_Problem to solve_: Write out all the material exactly. Leave nothing out.
** start of Given data **
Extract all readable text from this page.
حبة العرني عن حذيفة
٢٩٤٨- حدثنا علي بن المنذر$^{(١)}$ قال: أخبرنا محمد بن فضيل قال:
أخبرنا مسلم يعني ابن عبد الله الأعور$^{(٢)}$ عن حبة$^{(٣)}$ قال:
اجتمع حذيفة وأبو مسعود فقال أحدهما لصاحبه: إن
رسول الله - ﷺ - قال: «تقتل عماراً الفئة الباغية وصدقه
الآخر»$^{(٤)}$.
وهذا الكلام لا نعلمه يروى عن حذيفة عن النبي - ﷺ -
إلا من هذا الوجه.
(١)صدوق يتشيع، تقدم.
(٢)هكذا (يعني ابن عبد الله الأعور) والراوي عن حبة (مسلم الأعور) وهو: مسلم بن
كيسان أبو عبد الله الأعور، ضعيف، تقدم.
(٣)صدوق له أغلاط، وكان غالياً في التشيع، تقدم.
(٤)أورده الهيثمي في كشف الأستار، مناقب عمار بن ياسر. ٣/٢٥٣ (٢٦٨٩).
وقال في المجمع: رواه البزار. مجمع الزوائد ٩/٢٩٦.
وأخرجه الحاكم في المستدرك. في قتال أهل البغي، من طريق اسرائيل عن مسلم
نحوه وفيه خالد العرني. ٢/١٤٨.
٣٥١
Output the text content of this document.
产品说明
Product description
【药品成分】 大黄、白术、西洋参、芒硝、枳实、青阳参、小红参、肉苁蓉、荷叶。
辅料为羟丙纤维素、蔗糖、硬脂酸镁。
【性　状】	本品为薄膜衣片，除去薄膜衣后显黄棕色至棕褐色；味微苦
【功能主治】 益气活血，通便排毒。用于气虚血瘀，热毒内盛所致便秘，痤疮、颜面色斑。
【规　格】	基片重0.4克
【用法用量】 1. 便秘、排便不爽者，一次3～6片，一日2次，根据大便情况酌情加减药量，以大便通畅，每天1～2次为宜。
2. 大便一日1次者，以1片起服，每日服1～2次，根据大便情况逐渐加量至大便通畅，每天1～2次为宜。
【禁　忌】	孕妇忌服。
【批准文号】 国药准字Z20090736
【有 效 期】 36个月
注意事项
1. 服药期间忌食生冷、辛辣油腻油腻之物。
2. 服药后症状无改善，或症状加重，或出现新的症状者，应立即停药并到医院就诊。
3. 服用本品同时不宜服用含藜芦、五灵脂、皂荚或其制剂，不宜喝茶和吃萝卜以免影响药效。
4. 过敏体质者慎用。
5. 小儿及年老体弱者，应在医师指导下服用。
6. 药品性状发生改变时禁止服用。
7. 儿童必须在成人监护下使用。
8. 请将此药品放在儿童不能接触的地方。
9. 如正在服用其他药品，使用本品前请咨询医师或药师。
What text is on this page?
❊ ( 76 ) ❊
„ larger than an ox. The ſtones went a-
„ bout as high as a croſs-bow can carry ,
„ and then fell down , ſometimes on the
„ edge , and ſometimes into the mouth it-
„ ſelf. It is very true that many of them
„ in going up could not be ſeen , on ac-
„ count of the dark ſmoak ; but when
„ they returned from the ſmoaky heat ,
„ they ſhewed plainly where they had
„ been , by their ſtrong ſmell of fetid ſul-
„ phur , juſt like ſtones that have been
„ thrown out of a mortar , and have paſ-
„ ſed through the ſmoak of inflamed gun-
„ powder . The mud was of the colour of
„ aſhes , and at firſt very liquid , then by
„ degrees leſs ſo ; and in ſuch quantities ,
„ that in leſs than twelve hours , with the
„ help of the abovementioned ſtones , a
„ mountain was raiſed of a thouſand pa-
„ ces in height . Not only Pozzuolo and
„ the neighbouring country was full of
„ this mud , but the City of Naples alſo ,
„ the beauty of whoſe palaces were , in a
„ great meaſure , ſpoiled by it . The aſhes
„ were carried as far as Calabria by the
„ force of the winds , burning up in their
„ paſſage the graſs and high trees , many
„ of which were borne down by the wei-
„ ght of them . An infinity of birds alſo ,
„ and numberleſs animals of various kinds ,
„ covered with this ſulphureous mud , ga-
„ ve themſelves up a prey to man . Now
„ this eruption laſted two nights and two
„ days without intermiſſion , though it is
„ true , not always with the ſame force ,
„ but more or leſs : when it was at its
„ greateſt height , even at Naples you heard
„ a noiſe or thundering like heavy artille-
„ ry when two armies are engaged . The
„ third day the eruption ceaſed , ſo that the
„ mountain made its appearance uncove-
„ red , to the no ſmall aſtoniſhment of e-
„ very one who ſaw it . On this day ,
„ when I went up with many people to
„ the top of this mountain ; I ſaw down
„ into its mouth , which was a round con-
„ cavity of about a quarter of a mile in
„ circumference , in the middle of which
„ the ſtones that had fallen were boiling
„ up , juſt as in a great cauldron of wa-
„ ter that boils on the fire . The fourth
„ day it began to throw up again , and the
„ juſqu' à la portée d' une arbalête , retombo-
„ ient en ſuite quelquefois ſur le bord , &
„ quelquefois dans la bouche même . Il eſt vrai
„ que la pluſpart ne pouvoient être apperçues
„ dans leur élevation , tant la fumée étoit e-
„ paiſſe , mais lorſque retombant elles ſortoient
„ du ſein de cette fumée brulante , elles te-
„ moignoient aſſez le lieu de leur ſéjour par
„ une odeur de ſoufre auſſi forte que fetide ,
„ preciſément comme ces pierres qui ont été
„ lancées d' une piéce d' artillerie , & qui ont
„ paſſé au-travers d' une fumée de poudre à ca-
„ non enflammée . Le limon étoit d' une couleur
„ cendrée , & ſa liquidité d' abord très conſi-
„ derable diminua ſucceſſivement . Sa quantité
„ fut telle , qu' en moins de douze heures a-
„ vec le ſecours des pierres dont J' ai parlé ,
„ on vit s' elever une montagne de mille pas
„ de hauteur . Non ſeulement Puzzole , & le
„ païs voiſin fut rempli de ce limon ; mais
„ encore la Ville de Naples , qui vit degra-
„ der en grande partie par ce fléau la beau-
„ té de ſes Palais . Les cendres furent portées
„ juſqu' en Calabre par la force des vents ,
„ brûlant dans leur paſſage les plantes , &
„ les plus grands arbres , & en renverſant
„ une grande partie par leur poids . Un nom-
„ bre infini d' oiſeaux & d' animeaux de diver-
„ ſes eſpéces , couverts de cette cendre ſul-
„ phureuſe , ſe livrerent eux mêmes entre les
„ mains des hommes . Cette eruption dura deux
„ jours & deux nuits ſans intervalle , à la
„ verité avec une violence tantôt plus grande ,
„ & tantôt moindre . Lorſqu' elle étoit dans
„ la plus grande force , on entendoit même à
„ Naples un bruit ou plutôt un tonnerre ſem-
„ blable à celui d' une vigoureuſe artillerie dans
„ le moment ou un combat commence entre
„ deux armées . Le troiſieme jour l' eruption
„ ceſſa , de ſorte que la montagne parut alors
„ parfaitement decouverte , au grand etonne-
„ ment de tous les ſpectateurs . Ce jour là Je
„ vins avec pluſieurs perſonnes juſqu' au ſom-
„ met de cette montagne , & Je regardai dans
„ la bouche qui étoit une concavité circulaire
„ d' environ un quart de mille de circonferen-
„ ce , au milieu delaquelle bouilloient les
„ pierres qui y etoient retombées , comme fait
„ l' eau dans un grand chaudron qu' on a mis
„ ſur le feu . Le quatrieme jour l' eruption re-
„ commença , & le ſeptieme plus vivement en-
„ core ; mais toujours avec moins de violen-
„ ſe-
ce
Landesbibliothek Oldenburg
** end of Given data **
_Answer to the task_:
Extract all readable text from this page.
حبة العرني عن حذيفة
٢٩٤٨- حدثنا علي بن المنذر$^{(١)}$ قال: أخبرنا محمد بن فضيل قال:
أخبرنا مسلم يعني ابن عبد الله الأعور$^{(٢)}$ عن حبة$^{(٣)}$ قال:
اجتمع حذيفة وأبو مسعود فقال أحدهما لصاحبه: إن
رسول الله - ﷺ - قال: «تقتل عماراً الفئة الباغية وصدقه
الآخر»$^{(٤)}$.
وهذا الكلام لا نعلمه يروى عن حذيفة عن النبي - ﷺ -
إلا من هذا الوجه.
(١)صدوق يتشيع، تقدم.
(٢)هكذا (يعني ابن عبد الله الأعور) والراوي عن حبة (مسلم الأعور) وهو: مسلم بن
كيسان أبو عبد الله الأعور، ضعيف، تقدم.
(٣)صدوق له أغلاط، وكان غالياً في التشيع، تقدم.
(٤)أورده الهيثمي في كشف الأستار، مناقب عمار بن ياسر. ٣/٢٥٣ (٢٦٨٩).
وقال في المجمع: رواه البزار. مجمع الزوائد ٩/٢٩٦.
وأخرجه الحاكم في المستدرك. في قتال أهل البغي، من طريق اسرائيل عن مسلم
نحوه وفيه خالد العرني. ٢/١٤٨.
٣٥١
Output the text content of this document.
产品说明
Product description
【药品成分】 大黄、白术、西洋参、芒硝、枳实、青阳参、小红参、肉苁蓉、荷叶。
辅料为羟丙纤维素、蔗糖、硬脂酸镁。
【性　状】	本品为薄膜衣片，除去薄膜衣后显黄棕色至棕褐色；味微苦
【功能主治】 益气活血，通便排毒。用于气虚血瘀，热毒内盛所致便秘，痤疮、颜面色斑。
【规　格】	基片重0.4克
【用法用量】 1. 便秘、排便不爽者，一次3～6片，一日2次，根据大便情况酌情加减药量，以大便通畅，每天1～2次为宜。
2. 大便一日1次者，以1片起服，每日服1～2次，根据大便情况逐渐加量至大便通畅，每天1～2次为宜。
【禁　忌】	孕妇忌服。
【批准文号】 国药准字Z20090736
【有 效 期】 36个月
注意事项
1. 服药期间忌食生冷、辛辣油腻油腻之物。
2. 服药后症状无改善，或症状加重，或出现新的症状者，应立即停药并到医院就诊。
3. 服用本品同时不宜服用含藜芦、五灵脂、皂荚或其制剂，不宜喝茶和吃萝卜以免影响药效。
4. 过敏体质者慎用。
5. 小儿及年老体弱者，应在医师指导下服用。
6. 药品性状发生改变时禁止服用。
7. 儿童必须在成人监护下使用。
8. 请将此药品放在儿童不能接触的地方。
9. 如正在服用其他药品，使用本品前请咨询医师或药师。
What text is on this page?
❊ ( 76 ) ❊
„ larger than an ox. The ſtones went a-
„ bout as high as a croſs-bow can carry ,
„ and then fell down , ſometimes on the
„ edge , and ſometimes into the mouth it-
„ ſelf. It is very true that many of them
„ in going up could not be ſeen , on ac-
„ count of the dark ſmoak ; but when
„ they returned from the ſmoaky heat ,
„ they ſhewed plainly where they had
„ been , by their ſtrong ſmell of fetid ſul-
„ phur , juſt like ſtones that have been
„ thrown out of a mortar , and have paſ-
„ ſed through the ſmoak of inflamed gun-
„ powder . The mud was of the colour of
„ aſhes , and at firſt very liquid , then by
„ degrees leſs ſo ; and in ſuch quantities ,
„ that in leſs than twelve hours , with the
„ help of the abovementioned ſtones , a
„ mountain was raiſed of a thouſand pa-
„ ces in height . Not only Pozzuolo and
„ the neighbouring country was full of
„ this mud , but the City of Naples alſo ,
„ the beauty of whoſe palaces were , in a
„ great meaſure , ſpoiled by it . The aſhes
„ were carried as far as Calabria by the
„ force of the winds , burning up in their
„ paſſage the graſs and high trees , many
„ of which were borne down by the wei-
„ ght of them . An infinity of birds alſo ,
„ and numberleſs animals of various kinds ,
„ covered with this ſulphureous mud , ga-
„ ve themſelves up a prey to man . Now
„ this eruption laſted two nights and two
„ days without intermiſſion , though it is
„ true , not always with the ſame force ,
„ but more or leſs : when it was at its
„ greateſt height , even at Naples you heard
„ a noiſe or thundering like heavy artille-
„ ry when two armies are engaged . The
„ third day the eruption ceaſed , ſo that the
„ mountain made its appearance uncove-
„ red , to the no ſmall aſtoniſhment of e-
„ very one who ſaw it . On this day ,
„ when I went up with many people to
„ the top of this mountain ; I ſaw down
„ into its mouth , which was a round con-
„ cavity of about a quarter of a mile in
„ circumference , in the middle of which
„ the ſtones that had fallen were boiling
„ up , juſt as in a great cauldron of wa-
„ ter that boils on the fire . The fourth
„ day it began to throw up again , and the
„ juſqu' à la portée d' une arbalête , retombo-
„ ient en ſuite quelquefois ſur le bord , &
„ quelquefois dans la bouche même . Il eſt vrai
„ que la pluſpart ne pouvoient être apperçues
„ dans leur élevation , tant la fumée étoit e-
„ paiſſe , mais lorſque retombant elles ſortoient
„ du ſein de cette fumée brulante , elles te-
„ moignoient aſſez le lieu de leur ſéjour par
„ une odeur de ſoufre auſſi forte que fetide ,
„ preciſément comme ces pierres qui ont été
„ lancées d' une piéce d' artillerie , & qui ont
„ paſſé au-travers d' une fumée de poudre à ca-
„ non enflammée . Le limon étoit d' une couleur
„ cendrée , & ſa liquidité d' abord très conſi-
„ derable diminua ſucceſſivement . Sa quantité
„ fut telle , qu' en moins de douze heures a-
„ vec le ſecours des pierres dont J' ai parlé ,
„ on vit s' elever une montagne de mille pas
„ de hauteur . Non ſeulement Puzzole , & le
„ païs voiſin fut rempli de ce limon ; mais
„ encore la Ville de Naples , qui vit degra-
„ der en grande partie par ce fléau la beau-
„ té de ſes Palais . Les cendres furent portées
„ juſqu' en Calabre par la force des vents ,
„ brûlant dans leur paſſage les plantes , &
„ les plus grands arbres , & en renverſant
„ une grande partie par leur poids . Un nom-
„ bre infini d' oiſeaux & d' animeaux de diver-
„ ſes eſpéces , couverts de cette cendre ſul-
„ phureuſe , ſe livrerent eux mêmes entre les
„ mains des hommes . Cette eruption dura deux
„ jours & deux nuits ſans intervalle , à la
„ verité avec une violence tantôt plus grande ,
„ & tantôt moindre . Lorſqu' elle étoit dans
„ la plus grande force , on entendoit même à
„ Naples un bruit ou plutôt un tonnerre ſem-
„ blable à celui d' une vigoureuſe artillerie dans
„ le moment ou un combat commence entre
„ deux armées . Le troiſieme jour l' eruption
„ ceſſa , de ſorte que la montagne parut alors
„ parfaitement decouverte , au grand etonne-
„ ment de tous les ſpectateurs . Ce jour là Je
„ vins avec pluſieurs perſonnes juſqu' au ſom-
„ met de cette montagne , & Je regardai dans
„ la bouche qui étoit une concavité circulaire
„ d' environ un quart de mille de circonferen-
„ ce , au milieu delaquelle bouilloient les
„ pierres qui y etoient retombées , comme fait
„ l' eau dans un grand chaudron qu' on a mis
„ ſur le feu . Le quatrieme jour l' eruption re-
„ commença , & le ſeptieme plus vivement en-
„ core ; mais toujours avec moins de violen-
„ ſe-
ce
Landesbibliothek Oldenburg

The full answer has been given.